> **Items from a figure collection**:
Begin

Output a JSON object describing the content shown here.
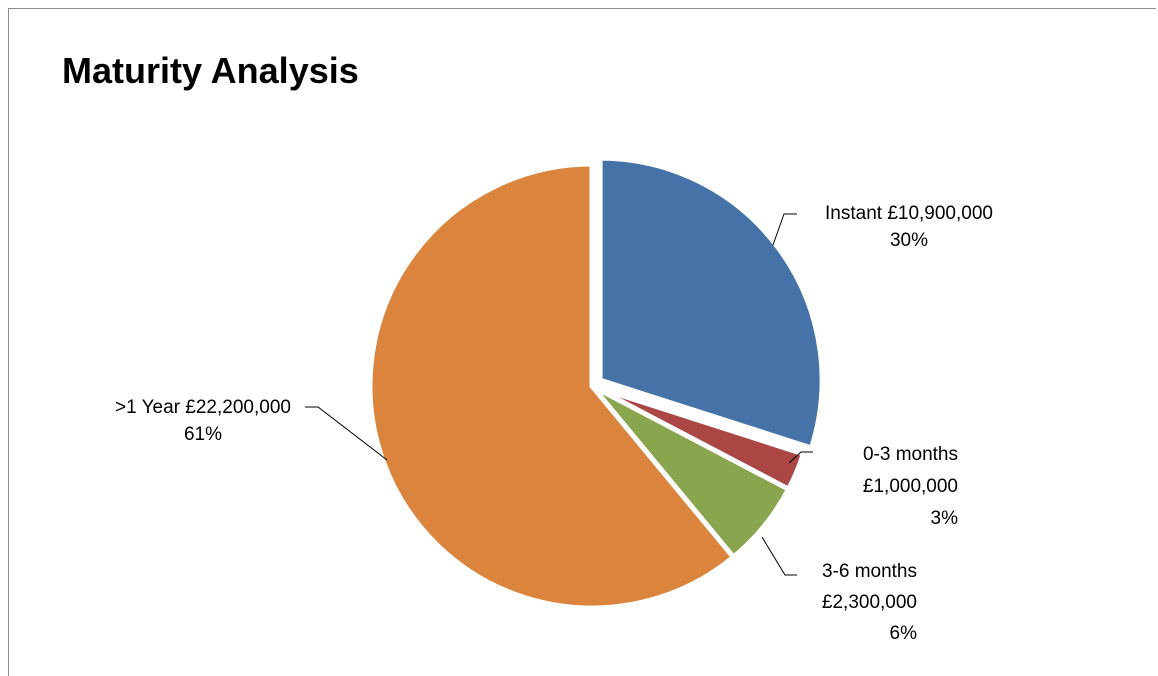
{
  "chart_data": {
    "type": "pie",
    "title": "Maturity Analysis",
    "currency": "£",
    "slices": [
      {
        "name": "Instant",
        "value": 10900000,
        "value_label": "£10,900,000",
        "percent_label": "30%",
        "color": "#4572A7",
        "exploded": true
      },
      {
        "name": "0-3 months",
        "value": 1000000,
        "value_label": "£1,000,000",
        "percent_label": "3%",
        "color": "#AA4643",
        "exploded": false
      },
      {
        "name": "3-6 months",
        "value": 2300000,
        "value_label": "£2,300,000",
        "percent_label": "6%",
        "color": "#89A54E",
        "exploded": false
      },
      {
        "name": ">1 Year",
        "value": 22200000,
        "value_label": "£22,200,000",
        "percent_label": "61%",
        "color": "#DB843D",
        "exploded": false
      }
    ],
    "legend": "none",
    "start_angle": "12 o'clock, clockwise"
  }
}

End
Begin

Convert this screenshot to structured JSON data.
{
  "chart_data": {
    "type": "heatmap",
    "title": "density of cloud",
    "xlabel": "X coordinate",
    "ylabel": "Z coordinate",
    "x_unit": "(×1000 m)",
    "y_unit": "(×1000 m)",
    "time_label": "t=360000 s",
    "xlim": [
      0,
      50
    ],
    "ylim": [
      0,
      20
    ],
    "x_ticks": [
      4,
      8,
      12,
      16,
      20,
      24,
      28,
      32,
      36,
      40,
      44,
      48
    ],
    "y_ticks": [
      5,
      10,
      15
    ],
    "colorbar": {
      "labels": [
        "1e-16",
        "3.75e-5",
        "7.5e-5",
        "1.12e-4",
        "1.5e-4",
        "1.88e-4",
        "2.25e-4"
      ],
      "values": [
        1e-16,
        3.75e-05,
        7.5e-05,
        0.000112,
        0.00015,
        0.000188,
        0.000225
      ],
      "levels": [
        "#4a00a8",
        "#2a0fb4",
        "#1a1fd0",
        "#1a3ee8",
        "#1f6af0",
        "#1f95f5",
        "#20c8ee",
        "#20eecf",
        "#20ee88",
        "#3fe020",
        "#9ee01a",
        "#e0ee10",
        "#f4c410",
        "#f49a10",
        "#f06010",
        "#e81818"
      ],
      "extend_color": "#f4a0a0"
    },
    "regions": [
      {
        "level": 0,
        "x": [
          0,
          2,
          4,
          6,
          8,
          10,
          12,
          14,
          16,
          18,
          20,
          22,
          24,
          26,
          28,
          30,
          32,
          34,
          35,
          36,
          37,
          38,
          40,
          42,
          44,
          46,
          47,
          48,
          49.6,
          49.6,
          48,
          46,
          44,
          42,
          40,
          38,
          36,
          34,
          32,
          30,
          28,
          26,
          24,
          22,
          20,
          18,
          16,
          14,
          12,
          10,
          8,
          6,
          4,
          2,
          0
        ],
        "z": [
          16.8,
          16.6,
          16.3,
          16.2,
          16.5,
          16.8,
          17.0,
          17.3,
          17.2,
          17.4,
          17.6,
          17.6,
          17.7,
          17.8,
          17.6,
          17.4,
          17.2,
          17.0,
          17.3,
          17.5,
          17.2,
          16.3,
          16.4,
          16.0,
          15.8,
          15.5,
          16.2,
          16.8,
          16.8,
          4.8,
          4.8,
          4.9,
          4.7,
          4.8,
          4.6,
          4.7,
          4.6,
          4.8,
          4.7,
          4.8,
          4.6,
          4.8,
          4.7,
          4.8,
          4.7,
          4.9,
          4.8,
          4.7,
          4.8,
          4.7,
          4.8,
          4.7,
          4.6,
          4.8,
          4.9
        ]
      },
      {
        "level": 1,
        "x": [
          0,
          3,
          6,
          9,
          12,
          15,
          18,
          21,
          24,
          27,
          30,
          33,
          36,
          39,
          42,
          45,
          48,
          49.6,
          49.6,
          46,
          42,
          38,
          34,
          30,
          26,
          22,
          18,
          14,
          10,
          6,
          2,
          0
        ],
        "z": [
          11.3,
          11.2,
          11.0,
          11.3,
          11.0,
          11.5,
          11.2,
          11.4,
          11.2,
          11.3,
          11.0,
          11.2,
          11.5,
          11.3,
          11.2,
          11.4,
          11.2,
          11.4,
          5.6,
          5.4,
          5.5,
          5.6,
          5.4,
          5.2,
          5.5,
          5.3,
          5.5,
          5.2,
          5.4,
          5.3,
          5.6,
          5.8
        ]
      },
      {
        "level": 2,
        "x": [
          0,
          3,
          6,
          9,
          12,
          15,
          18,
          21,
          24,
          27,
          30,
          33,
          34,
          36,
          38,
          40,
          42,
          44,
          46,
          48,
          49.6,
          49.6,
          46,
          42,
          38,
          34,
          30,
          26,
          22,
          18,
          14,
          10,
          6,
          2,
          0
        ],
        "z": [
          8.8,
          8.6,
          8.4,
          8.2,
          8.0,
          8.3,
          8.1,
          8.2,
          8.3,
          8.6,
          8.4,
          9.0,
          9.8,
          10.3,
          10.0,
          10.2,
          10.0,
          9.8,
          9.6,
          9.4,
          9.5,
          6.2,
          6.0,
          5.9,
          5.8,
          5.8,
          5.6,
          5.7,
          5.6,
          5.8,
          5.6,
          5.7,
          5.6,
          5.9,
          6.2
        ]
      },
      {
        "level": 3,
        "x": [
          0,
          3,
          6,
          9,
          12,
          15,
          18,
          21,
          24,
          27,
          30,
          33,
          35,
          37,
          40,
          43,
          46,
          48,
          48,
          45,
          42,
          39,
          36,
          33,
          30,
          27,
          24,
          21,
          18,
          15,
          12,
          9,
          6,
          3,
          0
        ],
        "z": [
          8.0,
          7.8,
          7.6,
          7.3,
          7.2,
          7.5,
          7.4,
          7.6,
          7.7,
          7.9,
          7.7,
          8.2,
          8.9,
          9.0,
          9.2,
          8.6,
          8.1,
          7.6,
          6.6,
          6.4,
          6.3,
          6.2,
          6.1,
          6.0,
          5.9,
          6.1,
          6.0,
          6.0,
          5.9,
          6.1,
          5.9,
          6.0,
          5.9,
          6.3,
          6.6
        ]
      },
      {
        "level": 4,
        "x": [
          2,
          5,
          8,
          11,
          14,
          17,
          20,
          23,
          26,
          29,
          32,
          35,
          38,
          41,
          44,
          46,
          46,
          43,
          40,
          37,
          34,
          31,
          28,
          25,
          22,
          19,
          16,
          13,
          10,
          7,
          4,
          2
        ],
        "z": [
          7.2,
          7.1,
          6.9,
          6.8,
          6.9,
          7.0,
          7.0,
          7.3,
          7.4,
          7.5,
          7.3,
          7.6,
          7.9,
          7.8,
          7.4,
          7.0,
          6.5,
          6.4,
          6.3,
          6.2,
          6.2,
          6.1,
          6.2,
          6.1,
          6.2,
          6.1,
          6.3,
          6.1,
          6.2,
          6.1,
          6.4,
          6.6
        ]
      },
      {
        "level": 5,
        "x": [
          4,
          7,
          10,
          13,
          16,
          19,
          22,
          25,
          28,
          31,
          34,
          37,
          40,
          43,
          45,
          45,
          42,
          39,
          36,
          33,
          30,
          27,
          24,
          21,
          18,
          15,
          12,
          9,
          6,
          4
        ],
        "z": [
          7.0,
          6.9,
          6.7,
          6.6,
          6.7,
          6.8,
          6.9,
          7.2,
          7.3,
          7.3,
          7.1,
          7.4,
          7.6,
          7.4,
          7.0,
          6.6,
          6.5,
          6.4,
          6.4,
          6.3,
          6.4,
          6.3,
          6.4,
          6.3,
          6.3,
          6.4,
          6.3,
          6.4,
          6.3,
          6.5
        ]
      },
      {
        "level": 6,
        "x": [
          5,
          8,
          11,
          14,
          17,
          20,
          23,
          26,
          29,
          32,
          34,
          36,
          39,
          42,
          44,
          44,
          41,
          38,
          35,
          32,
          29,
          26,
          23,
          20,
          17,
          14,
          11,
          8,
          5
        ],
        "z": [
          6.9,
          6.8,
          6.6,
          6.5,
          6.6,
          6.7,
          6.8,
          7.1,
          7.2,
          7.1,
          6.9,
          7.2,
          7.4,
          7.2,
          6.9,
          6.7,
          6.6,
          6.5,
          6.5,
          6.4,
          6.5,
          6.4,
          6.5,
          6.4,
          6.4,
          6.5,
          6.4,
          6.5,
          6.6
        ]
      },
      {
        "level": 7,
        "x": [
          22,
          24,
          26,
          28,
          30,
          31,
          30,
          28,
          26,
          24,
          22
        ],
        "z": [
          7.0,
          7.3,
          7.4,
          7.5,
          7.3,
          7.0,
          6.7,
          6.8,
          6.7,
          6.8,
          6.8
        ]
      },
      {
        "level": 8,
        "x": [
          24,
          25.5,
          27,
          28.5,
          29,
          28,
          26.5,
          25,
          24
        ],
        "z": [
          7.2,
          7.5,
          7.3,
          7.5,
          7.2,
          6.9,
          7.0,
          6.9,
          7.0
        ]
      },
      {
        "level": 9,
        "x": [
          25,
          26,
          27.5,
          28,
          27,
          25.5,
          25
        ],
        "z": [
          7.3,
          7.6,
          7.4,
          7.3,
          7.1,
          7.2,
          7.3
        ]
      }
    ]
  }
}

End

> **Aim of the task**:
In the listing above, find the lines holding the word "title" and copy them.

> **Problem solution**:
    "title": "Maturity Analysis",
    "title": "density of cloud",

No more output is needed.